§ **What is being asked**
Write the material out again in full, exactly.

§ **Data provided**
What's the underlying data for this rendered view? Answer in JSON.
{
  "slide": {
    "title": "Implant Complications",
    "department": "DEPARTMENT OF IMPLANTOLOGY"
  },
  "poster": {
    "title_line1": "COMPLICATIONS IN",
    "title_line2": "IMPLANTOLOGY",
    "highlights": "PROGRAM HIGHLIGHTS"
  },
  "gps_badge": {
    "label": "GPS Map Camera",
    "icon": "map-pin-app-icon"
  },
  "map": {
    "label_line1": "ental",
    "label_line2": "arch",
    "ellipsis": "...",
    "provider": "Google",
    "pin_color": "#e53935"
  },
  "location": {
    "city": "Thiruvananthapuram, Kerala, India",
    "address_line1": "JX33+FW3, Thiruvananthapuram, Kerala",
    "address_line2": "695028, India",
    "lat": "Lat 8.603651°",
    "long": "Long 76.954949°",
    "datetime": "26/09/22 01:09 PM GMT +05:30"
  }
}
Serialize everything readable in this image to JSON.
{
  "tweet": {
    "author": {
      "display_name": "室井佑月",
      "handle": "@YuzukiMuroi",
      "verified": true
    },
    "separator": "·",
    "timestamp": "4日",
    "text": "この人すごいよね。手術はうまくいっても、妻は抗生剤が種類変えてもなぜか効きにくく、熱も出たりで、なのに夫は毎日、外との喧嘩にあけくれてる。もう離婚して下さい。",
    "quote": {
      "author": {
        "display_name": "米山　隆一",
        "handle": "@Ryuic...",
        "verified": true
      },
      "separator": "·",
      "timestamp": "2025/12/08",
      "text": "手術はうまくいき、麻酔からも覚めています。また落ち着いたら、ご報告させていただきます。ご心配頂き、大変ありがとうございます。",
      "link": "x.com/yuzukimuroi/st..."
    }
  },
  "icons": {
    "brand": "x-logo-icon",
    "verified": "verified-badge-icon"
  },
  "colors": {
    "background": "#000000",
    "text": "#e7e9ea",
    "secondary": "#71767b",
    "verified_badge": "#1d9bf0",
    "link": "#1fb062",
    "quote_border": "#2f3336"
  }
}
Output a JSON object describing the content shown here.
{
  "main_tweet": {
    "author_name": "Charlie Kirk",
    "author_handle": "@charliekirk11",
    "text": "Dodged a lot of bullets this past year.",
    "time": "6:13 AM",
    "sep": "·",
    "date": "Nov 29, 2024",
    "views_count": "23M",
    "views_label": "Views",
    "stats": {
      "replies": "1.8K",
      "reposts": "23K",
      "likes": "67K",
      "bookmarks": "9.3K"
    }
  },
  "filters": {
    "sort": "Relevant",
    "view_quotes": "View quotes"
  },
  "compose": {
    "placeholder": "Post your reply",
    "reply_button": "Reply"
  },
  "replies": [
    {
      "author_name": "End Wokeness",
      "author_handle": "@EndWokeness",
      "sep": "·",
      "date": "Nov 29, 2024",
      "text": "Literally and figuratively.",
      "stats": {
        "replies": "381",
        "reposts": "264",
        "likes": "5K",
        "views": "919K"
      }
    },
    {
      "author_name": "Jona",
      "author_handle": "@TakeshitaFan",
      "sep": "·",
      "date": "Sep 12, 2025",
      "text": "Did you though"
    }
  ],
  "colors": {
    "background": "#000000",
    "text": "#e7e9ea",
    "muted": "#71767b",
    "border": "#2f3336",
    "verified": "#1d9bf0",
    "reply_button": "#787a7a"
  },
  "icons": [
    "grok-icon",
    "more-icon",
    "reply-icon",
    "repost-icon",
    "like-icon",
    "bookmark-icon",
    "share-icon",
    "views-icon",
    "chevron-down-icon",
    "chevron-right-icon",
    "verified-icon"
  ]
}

§ **Solution for this exercise**
What's the underlying data for this rendered view? Answer in JSON.
{
  "slide": {
    "title": "Implant Complications",
    "department": "DEPARTMENT OF IMPLANTOLOGY"
  },
  "poster": {
    "title_line1": "COMPLICATIONS IN",
    "title_line2": "IMPLANTOLOGY",
    "highlights": "PROGRAM HIGHLIGHTS"
  },
  "gps_badge": {
    "label": "GPS Map Camera",
    "icon": "map-pin-app-icon"
  },
  "map": {
    "label_line1": "ental",
    "label_line2": "arch",
    "ellipsis": "...",
    "provider": "Google",
    "pin_color": "#e53935"
  },
  "location": {
    "city": "Thiruvananthapuram, Kerala, India",
    "address_line1": "JX33+FW3, Thiruvananthapuram, Kerala",
    "address_line2": "695028, India",
    "lat": "Lat 8.603651°",
    "long": "Long 76.954949°",
    "datetime": "26/09/22 01:09 PM GMT +05:30"
  }
}
Serialize everything readable in this image to JSON.
{
  "tweet": {
    "author": {
      "display_name": "室井佑月",
      "handle": "@YuzukiMuroi",
      "verified": true
    },
    "separator": "·",
    "timestamp": "4日",
    "text": "この人すごいよね。手術はうまくいっても、妻は抗生剤が種類変えてもなぜか効きにくく、熱も出たりで、なのに夫は毎日、外との喧嘩にあけくれてる。もう離婚して下さい。",
    "quote": {
      "author": {
        "display_name": "米山　隆一",
        "handle": "@Ryuic...",
        "verified": true
      },
      "separator": "·",
      "timestamp": "2025/12/08",
      "text": "手術はうまくいき、麻酔からも覚めています。また落ち着いたら、ご報告させていただきます。ご心配頂き、大変ありがとうございます。",
      "link": "x.com/yuzukimuroi/st..."
    }
  },
  "icons": {
    "brand": "x-logo-icon",
    "verified": "verified-badge-icon"
  },
  "colors": {
    "background": "#000000",
    "text": "#e7e9ea",
    "secondary": "#71767b",
    "verified_badge": "#1d9bf0",
    "link": "#1fb062",
    "quote_border": "#2f3336"
  }
}
Output a JSON object describing the content shown here.
{
  "main_tweet": {
    "author_name": "Charlie Kirk",
    "author_handle": "@charliekirk11",
    "text": "Dodged a lot of bullets this past year.",
    "time": "6:13 AM",
    "sep": "·",
    "date": "Nov 29, 2024",
    "views_count": "23M",
    "views_label": "Views",
    "stats": {
      "replies": "1.8K",
      "reposts": "23K",
      "likes": "67K",
      "bookmarks": "9.3K"
    }
  },
  "filters": {
    "sort": "Relevant",
    "view_quotes": "View quotes"
  },
  "compose": {
    "placeholder": "Post your reply",
    "reply_button": "Reply"
  },
  "replies": [
    {
      "author_name": "End Wokeness",
      "author_handle": "@EndWokeness",
      "sep": "·",
      "date": "Nov 29, 2024",
      "text": "Literally and figuratively.",
      "stats": {
        "replies": "381",
        "reposts": "264",
        "likes": "5K",
        "views": "919K"
      }
    },
    {
      "author_name": "Jona",
      "author_handle": "@TakeshitaFan",
      "sep": "·",
      "date": "Sep 12, 2025",
      "text": "Did you though"
    }
  ],
  "colors": {
    "background": "#000000",
    "text": "#e7e9ea",
    "muted": "#71767b",
    "border": "#2f3336",
    "verified": "#1d9bf0",
    "reply_button": "#787a7a"
  },
  "icons": [
    "grok-icon",
    "more-icon",
    "reply-icon",
    "repost-icon",
    "like-icon",
    "bookmark-icon",
    "share-icon",
    "views-icon",
    "chevron-down-icon",
    "chevron-right-icon",
    "verified-icon"
  ]
}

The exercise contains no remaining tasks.